# Условие задачи A
Как во фрагменте документа со ссылкой на Белфорта Бэкса оценивается переход от ремесла к машинам?

# Фрагмент документа
....
И насколько мы можем видеть, революция в этом направлении, касающаяся качества достижений, теперь уже завершена, но что касается их уровня, то здесь, как указал в прошлом году г-н Дэвид А. Уэллс {1} (1887), обнаруживается тенденция ко все большему и большему замещению «мускульной силы».
Такова очень кратко история развития промышленности за последние пятьсот лет. И вот встает вопрос: вправе ли мы желать, чтобы ремесла в свою очередь снова заманили машины? Или, может быть, лучше спросить иначе: разовьется ли современное машинное производство в новое, столь независимое от человеческого труда, что мы этого не можем даже представить себе, или же оно разовьется в свою противоположность, в новый и лучший вид ремесленного производства? Вторая форма этого вопроса предпочтительнее, потому что помогает дать разумный ответ людям, которые, будучи озабочены судьбами красоты, наверняка спрашивают, — хорош или плох совершившийся переход от ремесла к машинам? И на этот вопрос можно ответить, по-моему, так, как сказал мой друг Белфорт Бэкс: в статике он плох, в динамике — хорош. Как условие жизни, машинное производство в целом есть зло, но как средство, обеспечивающее лучшие условия жизни, оно незаменимо и на некоторое время останется таковым.
Попытавшись, таким образом, отмежеваться от реакционного пессимизма, я попробую показать, почему же в статике ремесло, по моим понятиям, желательно и почему его гибель ведет к разложению жизни. Итак, я не удержусь прежде всего резко и прямо заявить, что машинное производство обязательно рождает уродливую утилитарность во всем, с чем имеет дело человеческий труд, а это — серьезное зло, ведущее к распаду человеческой жизни. Так это очевидно, что не многие отважутся отрицать справедливость последней части моего утверждения, хотя в глубине души большинство культурных и образованных людей не склонно считать машинное производство злом, ибо их собственный распад зашел уже так далеко, что своими глазами они неспособны отличить красоту от безобразия. Их признание желательности красоты — лишь условность, суеверный пережиток тех времен, когда красота была необходима всем людям. Мысль, что машинное производство рождает уродство, я не могу обсуждать с этими людьми, потому что они не только не знают, но и не желают знать, как отличается красота от уродства; а с теми, кто понимает, что значит красота, мне не к чему обсуждать это, поскольку им слишком известно, что продукция нашего машинного века безобразна и что повсюду, где что-либо из старого исчезает, появляется нечто новое, уступающее ему в красоте. Это относится, кстати, к нашим полям и вообще к природе. Искусство красиво делать любые обыкновенные предметы: повозки, ворота, ограды, лодки, сосуды и протее, не говоря уж о домах и общественных зданиях, — бессознательно и без всякого сопротивления кануло в прошлое; если что-нибудь из этих простых предметов нуждается в обновлении, то единственно, над чем задумываются, — это во что это обойдется, отделываясь таким образом от ответственности и перекладывая их исправление на следующее поколение.
....
# Извлечённые записи
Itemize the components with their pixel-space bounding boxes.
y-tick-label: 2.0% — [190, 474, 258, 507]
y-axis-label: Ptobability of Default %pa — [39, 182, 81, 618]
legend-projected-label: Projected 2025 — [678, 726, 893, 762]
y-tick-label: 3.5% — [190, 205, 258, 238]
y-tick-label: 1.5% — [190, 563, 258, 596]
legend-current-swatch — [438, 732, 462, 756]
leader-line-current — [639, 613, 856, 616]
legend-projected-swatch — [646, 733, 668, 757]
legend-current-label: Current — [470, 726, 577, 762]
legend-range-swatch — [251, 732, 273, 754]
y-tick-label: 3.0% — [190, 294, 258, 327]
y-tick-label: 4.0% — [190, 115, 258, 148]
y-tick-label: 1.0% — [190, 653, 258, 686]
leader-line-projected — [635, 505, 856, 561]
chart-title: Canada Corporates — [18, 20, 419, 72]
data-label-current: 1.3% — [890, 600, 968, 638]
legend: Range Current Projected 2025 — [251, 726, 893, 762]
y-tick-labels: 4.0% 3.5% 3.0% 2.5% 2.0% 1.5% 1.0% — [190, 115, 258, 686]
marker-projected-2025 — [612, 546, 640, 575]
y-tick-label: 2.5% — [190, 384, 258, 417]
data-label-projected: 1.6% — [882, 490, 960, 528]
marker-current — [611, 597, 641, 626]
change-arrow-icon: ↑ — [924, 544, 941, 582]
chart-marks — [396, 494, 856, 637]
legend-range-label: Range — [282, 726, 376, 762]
....
# Условие задачи B
Перенесите в таблицу Markdown строки листинга от его первой строки до строки с «marker-projected-2025 — [612, 546, 640, 575]» включительно, пустые строки пропустите. Назовите столбцы «№» и «Строка».

# Правильный ответ A
В статике он плох, в динамике хорош.

# Правильный ответ B
| № | Строка |
|---|---|
| 1 | Itemize the components with their pixel-space bounding boxes. |
| 2 | y-tick-label: 2.0% — [190, 474, 258, 507] |
| 3 | y-axis-label: Ptobability of Default %pa — [39, 182, 81, 618] |
| 4 | legend-projected-label: Projected 2025 — [678, 726, 893, 762] |
| 5 | y-tick-label: 3.5% — [190, 205, 258, 238] |
| 6 | y-tick-label: 1.5% — [190, 563, 258, 596] |
| 7 | legend-current-swatch — [438, 732, 462, 756] |
| 8 | leader-line-current — [639, 613, 856, 616] |
| 9 | legend-projected-swatch — [646, 733, 668, 757] |
| 10 | legend-current-label: Current — [470, 726, 577, 762] |
| 11 | legend-range-swatch — [251, 732, 273, 754] |
| 12 | y-tick-label: 3.0% — [190, 294, 258, 327] |
| 13 | y-tick-label: 4.0% — [190, 115, 258, 148] |
| 14 | y-tick-label: 1.0% — [190, 653, 258, 686] |
| 15 | leader-line-projected — [635, 505, 856, 561] |
| 16 | chart-title: Canada Corporates — [18, 20, 419, 72] |
| 17 | data-label-current: 1.3% — [890, 600, 968, 638] |
| 18 | legend: Range Current Projected 2025 — [251, 726, 893, 762] |
| 19 | y-tick-labels: 4.0% 3.5% 3.0% 2.5% 2.0% 1.5% 1.0% — [190, 115, 258, 686] |
| 20 | marker-projected-2025 — [612, 546, 640, 575] |